Update the items below: write them out again with every "turnover-cell" changed to "amount-cell" and everything else left as it is. Omit the pictures from your answer.

········

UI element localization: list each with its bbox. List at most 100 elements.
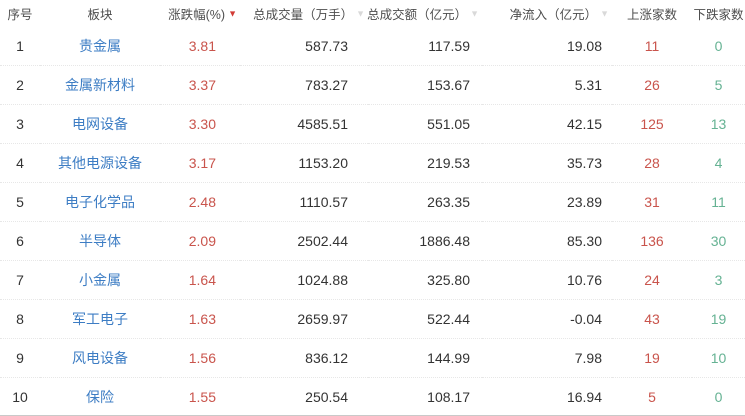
net-inflow-cell: -0.04 <box>482 298 612 339</box>
losers-cell: 13 <box>692 104 745 144</box>
volume-cell: 4585.51 <box>240 104 368 144</box>
table-header: 序号 板块 涨跌幅(%) ▼ 总成交量（万手） ▼ 总成交额（亿 <box>0 0 745 27</box>
volume-cell: 250.54 <box>240 376 368 415</box>
gainers-cell: 26 <box>612 65 692 105</box>
net-inflow-cell: 42.15 <box>482 104 612 144</box>
turnover-cell: 108.17 <box>368 376 482 415</box>
header-volume-label: 总成交量（万手） <box>253 8 354 22</box>
turnover-cell: 325.80 <box>368 259 482 300</box>
net-inflow-cell: 7.98 <box>482 337 612 378</box>
row-index-cell: 10 <box>0 376 40 415</box>
turnover-cell: 522.44 <box>368 298 482 339</box>
sector-link[interactable]: 军工电子 <box>72 310 128 327</box>
losers-cell: 19 <box>692 298 745 339</box>
sort-desc-active-icon[interactable]: ▼ <box>228 8 237 19</box>
gainers-cell: 24 <box>612 259 692 300</box>
sector-link[interactable]: 风电设备 <box>72 349 128 366</box>
table-row: 8 军工电子 1.63 2659.97 522.44 -0.04 43 19 <box>0 298 745 339</box>
gainers-cell: 125 <box>612 104 692 144</box>
row-index-cell: 6 <box>0 220 40 261</box>
change-pct-cell: 2.09 <box>160 220 240 261</box>
sector-cell: 半导体 <box>40 220 160 261</box>
gainers-cell: 31 <box>612 182 692 222</box>
table-row: 10 保险 1.55 250.54 108.17 16.94 5 0 <box>0 376 745 415</box>
table-row: 9 风电设备 1.56 836.12 144.99 7.98 19 10 <box>0 337 745 378</box>
volume-cell: 2659.97 <box>240 298 368 339</box>
losers-cell: 10 <box>692 337 745 378</box>
turnover-cell: 153.67 <box>368 65 482 105</box>
table-row: 3 电网设备 3.30 4585.51 551.05 42.15 125 13 <box>0 104 745 144</box>
turnover-cell: 117.59 <box>428 38 470 55</box>
table-row: 2 金属新材料 3.37 783.27 153.67 5.31 26 5 <box>0 65 745 105</box>
header-turnover-sort[interactable]: 总成交额（亿元） ▼ <box>367 0 482 27</box>
sort-inactive-icon[interactable]: ▼ <box>600 8 609 19</box>
change-pct-cell: 3.81 <box>188 38 216 55</box>
change-pct-cell: 1.64 <box>160 259 240 300</box>
turnover-cell: 263.35 <box>368 182 482 222</box>
sector-link[interactable]: 小金属 <box>79 271 121 288</box>
losers-cell: 5 <box>692 65 745 105</box>
table-row: 7 小金属 1.64 1024.88 325.80 10.76 24 3 <box>0 259 745 300</box>
net-inflow-cell: 16.94 <box>482 376 612 415</box>
turnover-cell: 219.53 <box>368 143 482 183</box>
table-row: 5 电子化学品 2.48 1110.57 263.35 23.89 31 11 <box>0 182 745 222</box>
header-change-sort[interactable]: 涨跌幅(%) ▼ <box>160 0 240 27</box>
change-pct-cell: 2.48 <box>160 182 240 222</box>
net-inflow-cell: 23.89 <box>482 182 612 222</box>
gainers-cell: 11 <box>644 38 660 55</box>
table-row: 1 贵金属 3.81 587.73 117.59 19.08 11 0 <box>0 27 745 66</box>
sector-link[interactable]: 金属新材料 <box>65 77 135 94</box>
change-pct-cell: 1.56 <box>160 337 240 378</box>
row-index-cell: 1 <box>16 38 24 55</box>
sector-link[interactable]: 电网设备 <box>72 116 128 133</box>
change-pct-cell: 3.37 <box>160 65 240 105</box>
volume-cell: 783.27 <box>240 65 368 105</box>
change-pct-cell: 3.17 <box>160 143 240 183</box>
net-inflow-cell: 35.73 <box>482 143 612 183</box>
row-index-cell: 5 <box>0 182 40 222</box>
row-index-cell: 9 <box>0 337 40 378</box>
sort-inactive-icon[interactable]: ▼ <box>470 8 479 19</box>
header-inflow-sort[interactable]: 净流入（亿元） ▼ <box>482 0 612 27</box>
sector-cell: 军工电子 <box>40 298 160 339</box>
header-change-label: 涨跌幅(%) <box>168 8 226 22</box>
volume-cell: 1153.20 <box>240 143 368 183</box>
sector-cell: 其他电源设备 <box>40 143 160 183</box>
sector-cell: 风电设备 <box>40 337 160 378</box>
sector-link[interactable]: 其他电源设备 <box>58 155 142 172</box>
volume-cell: 587.73 <box>305 38 348 55</box>
sort-inactive-icon[interactable]: ▼ <box>356 8 365 19</box>
sector-link[interactable]: 半导体 <box>79 232 121 249</box>
sector-cell: 小金属 <box>40 259 160 300</box>
net-inflow-cell: 19.08 <box>566 38 602 55</box>
losers-cell: 11 <box>692 182 745 222</box>
sector-cell: 贵金属 <box>40 27 160 66</box>
sector-link[interactable]: 电子化学品 <box>65 194 135 210</box>
turnover-cell: 144.99 <box>368 337 482 378</box>
row-index-cell: 3 <box>0 104 40 144</box>
table-row: 6 半导体 2.09 2502.44 1886.48 85.30 136 30 <box>0 220 745 261</box>
sector-cell: 电子化学品 <box>40 182 160 222</box>
table-body: 1 贵金属 3.81 587.73 117.59 19.08 11 0 2 金属新材料 3.37 78… <box>0 27 745 415</box>
sector-link[interactable]: 贵金属 <box>79 38 121 55</box>
row-index-cell: 2 <box>0 65 40 105</box>
gainers-cell: 43 <box>612 298 692 339</box>
header-index: 序号 <box>7 8 33 22</box>
header-sector: 板块 <box>87 8 113 22</box>
gainers-cell: 28 <box>612 143 692 183</box>
sector-cell: 金属新材料 <box>40 65 160 105</box>
change-pct-cell: 3.30 <box>160 104 240 144</box>
turnover-cell: 1886.48 <box>368 220 482 261</box>
gainers-cell: 19 <box>612 337 692 378</box>
losers-cell: 30 <box>692 220 745 261</box>
header-turnover-label: 总成交额（亿元） <box>367 8 468 22</box>
table-row: 4 其他电源设备 3.17 1153.20 219.53 35.73 28 4 <box>0 143 745 183</box>
volume-cell: 836.12 <box>240 337 368 378</box>
volume-cell: 2502.44 <box>240 220 368 261</box>
change-pct-cell: 1.55 <box>160 376 240 415</box>
turnover-cell: 551.05 <box>368 104 482 144</box>
sector-link[interactable]: 保险 <box>86 388 114 405</box>
header-volume-sort[interactable]: 总成交量（万手） ▼ <box>240 0 368 27</box>
header-inflow-label: 净流入（亿元） <box>509 8 598 22</box>
sector-cell: 电网设备 <box>40 104 160 144</box>
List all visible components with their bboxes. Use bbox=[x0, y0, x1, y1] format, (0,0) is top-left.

········

Expected answer
UI element localization: list each with its bbox. List at most 100 elements.
net-inflow-cell: -0.04 <box>482 298 612 339</box>
losers-cell: 13 <box>692 104 745 144</box>
volume-cell: 4585.51 <box>240 104 368 144</box>
table-header: 序号 板块 涨跌幅(%) ▼ 总成交量（万手） ▼ 总成交额（亿 <box>0 0 745 27</box>
volume-cell: 250.54 <box>240 376 368 415</box>
gainers-cell: 26 <box>612 65 692 105</box>
net-inflow-cell: 42.15 <box>482 104 612 144</box>
amount-cell: 108.17 <box>368 376 482 415</box>
header-volume-label: 总成交量（万手） <box>253 8 354 22</box>
amount-cell: 325.80 <box>368 259 482 300</box>
net-inflow-cell: 7.98 <box>482 337 612 378</box>
row-index-cell: 10 <box>0 376 40 415</box>
amount-cell: 522.44 <box>368 298 482 339</box>
sector-link[interactable]: 军工电子 <box>72 310 128 327</box>
losers-cell: 19 <box>692 298 745 339</box>
sort-desc-active-icon[interactable]: ▼ <box>228 8 237 19</box>
gainers-cell: 24 <box>612 259 692 300</box>
sector-link[interactable]: 风电设备 <box>72 349 128 366</box>
table-row: 8 军工电子 1.63 2659.97 522.44 -0.04 43 19 <box>0 298 745 339</box>
gainers-cell: 125 <box>612 104 692 144</box>
row-index-cell: 6 <box>0 220 40 261</box>
change-pct-cell: 2.09 <box>160 220 240 261</box>
sector-cell: 半导体 <box>40 220 160 261</box>
gainers-cell: 31 <box>612 182 692 222</box>
table-row: 10 保险 1.55 250.54 108.17 16.94 5 0 <box>0 376 745 415</box>
table-row: 9 风电设备 1.56 836.12 144.99 7.98 19 10 <box>0 337 745 378</box>
volume-cell: 2659.97 <box>240 298 368 339</box>
losers-cell: 10 <box>692 337 745 378</box>
amount-cell: 153.67 <box>368 65 482 105</box>
table-row: 3 电网设备 3.30 4585.51 551.05 42.15 125 13 <box>0 104 745 144</box>
amount-cell: 117.59 <box>428 38 470 55</box>
table-row: 2 金属新材料 3.37 783.27 153.67 5.31 26 5 <box>0 65 745 105</box>
header-turnover-sort[interactable]: 总成交额（亿元） ▼ <box>367 0 482 27</box>
sort-inactive-icon[interactable]: ▼ <box>600 8 609 19</box>
change-pct-cell: 3.81 <box>188 38 216 55</box>
change-pct-cell: 1.64 <box>160 259 240 300</box>
amount-cell: 263.35 <box>368 182 482 222</box>
sector-link[interactable]: 小金属 <box>79 271 121 288</box>
losers-cell: 5 <box>692 65 745 105</box>
table-row: 7 小金属 1.64 1024.88 325.80 10.76 24 3 <box>0 259 745 300</box>
net-inflow-cell: 16.94 <box>482 376 612 415</box>
amount-cell: 219.53 <box>368 143 482 183</box>
table-row: 5 电子化学品 2.48 1110.57 263.35 23.89 31 11 <box>0 182 745 222</box>
header-change-sort[interactable]: 涨跌幅(%) ▼ <box>160 0 240 27</box>
change-pct-cell: 2.48 <box>160 182 240 222</box>
net-inflow-cell: 23.89 <box>482 182 612 222</box>
gainers-cell: 11 <box>644 38 660 55</box>
table-row: 1 贵金属 3.81 587.73 117.59 19.08 11 0 <box>0 27 745 66</box>
sector-link[interactable]: 金属新材料 <box>65 77 135 94</box>
change-pct-cell: 1.56 <box>160 337 240 378</box>
row-index-cell: 1 <box>16 38 24 55</box>
sector-link[interactable]: 电网设备 <box>72 116 128 133</box>
change-pct-cell: 3.37 <box>160 65 240 105</box>
volume-cell: 783.27 <box>240 65 368 105</box>
change-pct-cell: 3.17 <box>160 143 240 183</box>
net-inflow-cell: 35.73 <box>482 143 612 183</box>
row-index-cell: 5 <box>0 182 40 222</box>
row-index-cell: 9 <box>0 337 40 378</box>
sort-inactive-icon[interactable]: ▼ <box>470 8 479 19</box>
header-inflow-sort[interactable]: 净流入（亿元） ▼ <box>482 0 612 27</box>
sector-cell: 军工电子 <box>40 298 160 339</box>
header-change-label: 涨跌幅(%) <box>168 8 226 22</box>
volume-cell: 1153.20 <box>240 143 368 183</box>
sector-cell: 其他电源设备 <box>40 143 160 183</box>
sector-cell: 风电设备 <box>40 337 160 378</box>
sector-link[interactable]: 其他电源设备 <box>58 155 142 172</box>
volume-cell: 587.73 <box>305 38 348 55</box>
sort-inactive-icon[interactable]: ▼ <box>356 8 365 19</box>
sector-link[interactable]: 半导体 <box>79 232 121 249</box>
sector-cell: 小金属 <box>40 259 160 300</box>
net-inflow-cell: 19.08 <box>566 38 602 55</box>
losers-cell: 11 <box>692 182 745 222</box>
sector-cell: 贵金属 <box>40 27 160 66</box>
sector-link[interactable]: 电子化学品 <box>65 194 135 210</box>
amount-cell: 144.99 <box>368 337 482 378</box>
row-index-cell: 3 <box>0 104 40 144</box>
table-row: 6 半导体 2.09 2502.44 1886.48 85.30 136 30 <box>0 220 745 261</box>
sector-cell: 电子化学品 <box>40 182 160 222</box>
table-body: 1 贵金属 3.81 587.73 117.59 19.08 11 0 2 金属新材料 3.37 78… <box>0 27 745 415</box>
sector-link[interactable]: 贵金属 <box>79 38 121 55</box>
row-index-cell: 2 <box>0 65 40 105</box>
gainers-cell: 43 <box>612 298 692 339</box>
header-index: 序号 <box>7 8 33 22</box>
header-sector: 板块 <box>87 8 113 22</box>
gainers-cell: 28 <box>612 143 692 183</box>
sector-cell: 金属新材料 <box>40 65 160 105</box>
change-pct-cell: 3.30 <box>160 104 240 144</box>
amount-cell: 1886.48 <box>368 220 482 261</box>
gainers-cell: 19 <box>612 337 692 378</box>
losers-cell: 30 <box>692 220 745 261</box>
header-turnover-label: 总成交额（亿元） <box>367 8 468 22</box>
table-row: 4 其他电源设备 3.17 1153.20 219.53 35.73 28 4 <box>0 143 745 183</box>
volume-cell: 836.12 <box>240 337 368 378</box>
volume-cell: 2502.44 <box>240 220 368 261</box>
change-pct-cell: 1.55 <box>160 376 240 415</box>
amount-cell: 551.05 <box>368 104 482 144</box>
sector-link[interactable]: 保险 <box>86 388 114 405</box>
header-volume-sort[interactable]: 总成交量（万手） ▼ <box>240 0 368 27</box>
header-inflow-label: 净流入（亿元） <box>509 8 598 22</box>
sector-cell: 电网设备 <box>40 104 160 144</box>
List all visible components with their bboxes. Use bbox=[x0, y0, x1, y1] format, (0,0) is top-left.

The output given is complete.